#### SOURCE EXTRACT
Top Ten Films to be Released in August

The Little Prince

James Franco, Marion Cotillard and Benicio Del Toro are among the stars who lend their voices to this animated telling of Antoine de Saint-Exupéry’s classic 1943 novella. Kung-fu Panda director Mark Osborne and screenwriters Irena Brignull (The Boxtrolls) and Bob Persichetti have transposed the children’s tale to a modern setting, in which a little girl listens to her neighbour, a grisly old aviator (voiced by Jeff Bridges), recount his adventures in the desert. At that point, the style shifts to stop-motion animation, with images drawn from Saint-Exupéry’s own watercolours. These scenes were praised by Variety as “a joy to behold – a bliss-out of brightly coloured paper and hand-moulded clay”; the reviewer added that the animated tale “stays true to its timeless depiction of childhood wonderment at odds with grown-up disillusionment”. Released 29 July in France, 7 August in Poland and 20 August in Brazil.

The Man from UNCLE

Director Guy Ritchie reboots the 1960s TV series with this action adventure. Henry Cahill (Man of Steel) stars as CIA agent Solo, who teams up with KGB agent Kuryakin (played by The Social Network’s Armie Hammer) against a shady international criminal organisation. Ritchie collaborates again with Lionel Wigram for the screenplay, following their two-part re-imagining of Sherlock Holmes. In a year filled with spy flicks, it seeks to make its mark as a stylish update on the Cold War classic. Released worldwide from 13 August.
########
#### PROVIDED DATA
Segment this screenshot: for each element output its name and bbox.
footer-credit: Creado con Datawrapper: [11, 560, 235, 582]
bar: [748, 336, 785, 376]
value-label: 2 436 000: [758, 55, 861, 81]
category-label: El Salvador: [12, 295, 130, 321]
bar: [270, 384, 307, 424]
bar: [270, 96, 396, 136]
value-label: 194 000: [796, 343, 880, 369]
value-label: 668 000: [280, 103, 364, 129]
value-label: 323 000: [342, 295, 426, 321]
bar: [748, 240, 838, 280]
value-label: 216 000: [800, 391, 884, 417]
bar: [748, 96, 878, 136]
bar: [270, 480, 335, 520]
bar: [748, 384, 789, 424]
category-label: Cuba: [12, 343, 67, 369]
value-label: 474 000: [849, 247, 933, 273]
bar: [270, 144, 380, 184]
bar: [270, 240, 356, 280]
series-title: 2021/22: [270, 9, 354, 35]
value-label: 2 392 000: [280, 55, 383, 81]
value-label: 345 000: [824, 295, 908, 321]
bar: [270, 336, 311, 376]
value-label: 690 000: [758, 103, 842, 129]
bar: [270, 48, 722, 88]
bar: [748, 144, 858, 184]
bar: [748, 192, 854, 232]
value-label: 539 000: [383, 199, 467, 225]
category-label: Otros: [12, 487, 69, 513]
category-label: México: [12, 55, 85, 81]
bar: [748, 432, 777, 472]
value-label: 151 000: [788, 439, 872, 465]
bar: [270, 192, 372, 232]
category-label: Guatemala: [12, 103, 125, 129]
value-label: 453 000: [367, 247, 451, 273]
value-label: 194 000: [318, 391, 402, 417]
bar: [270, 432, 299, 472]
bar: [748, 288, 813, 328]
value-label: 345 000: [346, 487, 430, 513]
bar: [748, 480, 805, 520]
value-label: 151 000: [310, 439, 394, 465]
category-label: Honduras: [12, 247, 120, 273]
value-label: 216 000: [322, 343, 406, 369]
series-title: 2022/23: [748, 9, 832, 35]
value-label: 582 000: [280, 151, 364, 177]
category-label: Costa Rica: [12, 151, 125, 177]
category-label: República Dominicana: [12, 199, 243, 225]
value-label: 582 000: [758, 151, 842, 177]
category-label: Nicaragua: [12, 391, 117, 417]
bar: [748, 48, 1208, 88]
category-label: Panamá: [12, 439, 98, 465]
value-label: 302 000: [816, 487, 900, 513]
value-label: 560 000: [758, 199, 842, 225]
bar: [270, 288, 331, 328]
########
#### PROVIDED DATA
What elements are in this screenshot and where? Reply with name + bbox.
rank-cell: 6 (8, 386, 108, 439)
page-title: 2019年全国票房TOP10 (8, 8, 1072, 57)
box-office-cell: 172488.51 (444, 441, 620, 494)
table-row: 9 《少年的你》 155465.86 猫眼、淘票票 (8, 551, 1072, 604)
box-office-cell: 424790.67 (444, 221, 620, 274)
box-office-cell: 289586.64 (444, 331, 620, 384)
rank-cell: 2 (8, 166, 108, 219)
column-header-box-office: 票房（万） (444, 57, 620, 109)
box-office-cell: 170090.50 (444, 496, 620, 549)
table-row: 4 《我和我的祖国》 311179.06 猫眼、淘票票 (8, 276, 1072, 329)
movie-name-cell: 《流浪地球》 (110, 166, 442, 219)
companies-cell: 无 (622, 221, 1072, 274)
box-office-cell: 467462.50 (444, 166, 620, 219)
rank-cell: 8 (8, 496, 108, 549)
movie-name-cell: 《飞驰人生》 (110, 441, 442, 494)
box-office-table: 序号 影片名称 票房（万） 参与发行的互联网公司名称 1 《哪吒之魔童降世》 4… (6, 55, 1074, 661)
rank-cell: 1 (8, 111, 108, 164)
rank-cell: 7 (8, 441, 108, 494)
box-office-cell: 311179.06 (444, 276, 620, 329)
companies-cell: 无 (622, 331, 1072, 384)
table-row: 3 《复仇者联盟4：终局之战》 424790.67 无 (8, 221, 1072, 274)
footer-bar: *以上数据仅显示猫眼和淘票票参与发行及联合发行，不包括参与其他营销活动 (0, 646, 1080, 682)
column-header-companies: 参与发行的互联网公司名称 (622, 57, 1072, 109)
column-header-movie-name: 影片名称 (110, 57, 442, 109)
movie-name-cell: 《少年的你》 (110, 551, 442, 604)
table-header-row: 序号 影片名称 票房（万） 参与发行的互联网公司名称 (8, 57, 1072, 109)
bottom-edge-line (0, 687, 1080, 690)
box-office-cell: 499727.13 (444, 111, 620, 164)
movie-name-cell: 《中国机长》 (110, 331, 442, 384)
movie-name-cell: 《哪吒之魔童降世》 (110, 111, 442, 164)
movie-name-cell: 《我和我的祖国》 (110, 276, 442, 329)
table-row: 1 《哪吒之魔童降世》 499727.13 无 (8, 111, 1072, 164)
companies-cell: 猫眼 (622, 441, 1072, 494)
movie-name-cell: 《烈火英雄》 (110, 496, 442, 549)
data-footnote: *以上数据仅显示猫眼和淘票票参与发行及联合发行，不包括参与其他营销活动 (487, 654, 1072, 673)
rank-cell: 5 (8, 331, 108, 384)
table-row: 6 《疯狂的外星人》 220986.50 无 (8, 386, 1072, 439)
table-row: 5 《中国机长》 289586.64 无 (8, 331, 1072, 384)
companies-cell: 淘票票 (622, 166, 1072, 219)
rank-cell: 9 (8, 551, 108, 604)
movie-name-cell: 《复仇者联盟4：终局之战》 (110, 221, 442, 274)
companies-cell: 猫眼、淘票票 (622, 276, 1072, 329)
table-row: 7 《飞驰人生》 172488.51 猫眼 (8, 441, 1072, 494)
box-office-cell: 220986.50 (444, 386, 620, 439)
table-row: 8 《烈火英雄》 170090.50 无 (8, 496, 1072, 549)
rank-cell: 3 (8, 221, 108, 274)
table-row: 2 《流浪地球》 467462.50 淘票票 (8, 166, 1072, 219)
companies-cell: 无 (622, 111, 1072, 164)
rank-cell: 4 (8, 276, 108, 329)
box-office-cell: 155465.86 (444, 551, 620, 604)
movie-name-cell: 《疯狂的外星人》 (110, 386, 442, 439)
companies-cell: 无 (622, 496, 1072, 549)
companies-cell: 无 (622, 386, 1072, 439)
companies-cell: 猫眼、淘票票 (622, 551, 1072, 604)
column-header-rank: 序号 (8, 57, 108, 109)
########
## COMPLETE THE FOLLOWING
(a) Check each statement against the August film list and say yes or no, quoting the words that decide it: (i) In The Little Prince, Jeff Bridges voices the old aviator. (ii) The Man from UNCLE opens in France on 29 July. (iii) Guy Ritchie wrote the screenplay for The Man from UNCLE by himself.
(b) Pick up the August film list after its final sentence and carry it on.

## THE REPLIES
(a)
(i) Yes: "a grisly old aviator (voiced by Jeff Bridges)"
(ii) No: "Released worldwide from 13 August."
(iii) No: "Ritchie collaborates again with Lionel Wigram for the screenplay"

(b)
The Diary of a Teenage Girl

This adaptation of Phoebe Gloeckner’s graphic novel was a hit when it premiered at the Sundance Film Festival in January; British newcomer Bel Powley’s starring role made her “the toast of Sundance, its breakthrough star of 2015,” according to the Daily Telegraph. The 23-year-old even manages to eclipse co-stars Alexander Skarsgård (True Blood) and Kristen Wiig (The Skeleton Twins) in a coming-of-age tale from director Marielle Heller that mixes live action and animation. Following a girl as she navigates an affair with her mother’s boyfriend, the film is set in 1970s San Francisco, and has been described as a “thorny The Ice Storm-esque drama”. Released 7 August in the US, 8 August in Australia and 13 August in the Netherlands.

Straight Outta Compton

Telling the story of ground-breaking hip hop group NWA – which included Dr Dre and Ice Cube – has not been easy. The making of the film has been mired in feuds, rewrites and controversy: on the day the promo trailer was shot, there was a fatal hit-and-run near the set that landed music mogul Marion ‘Suge’ Knight with a murder charge. The biopic’s release is timely, resonating with recent events in Ferguson and LA – Ice Cube told The Hollywood Reporter: “It shows that we were not only ahead of our time, but right on time.” As he says in the trailer: “We put it all in the music, all our frustration and anger. Our music was like our weapon.” Released 13 August in Iraq, 14 August in Russia and the US, and 27 August in Austria.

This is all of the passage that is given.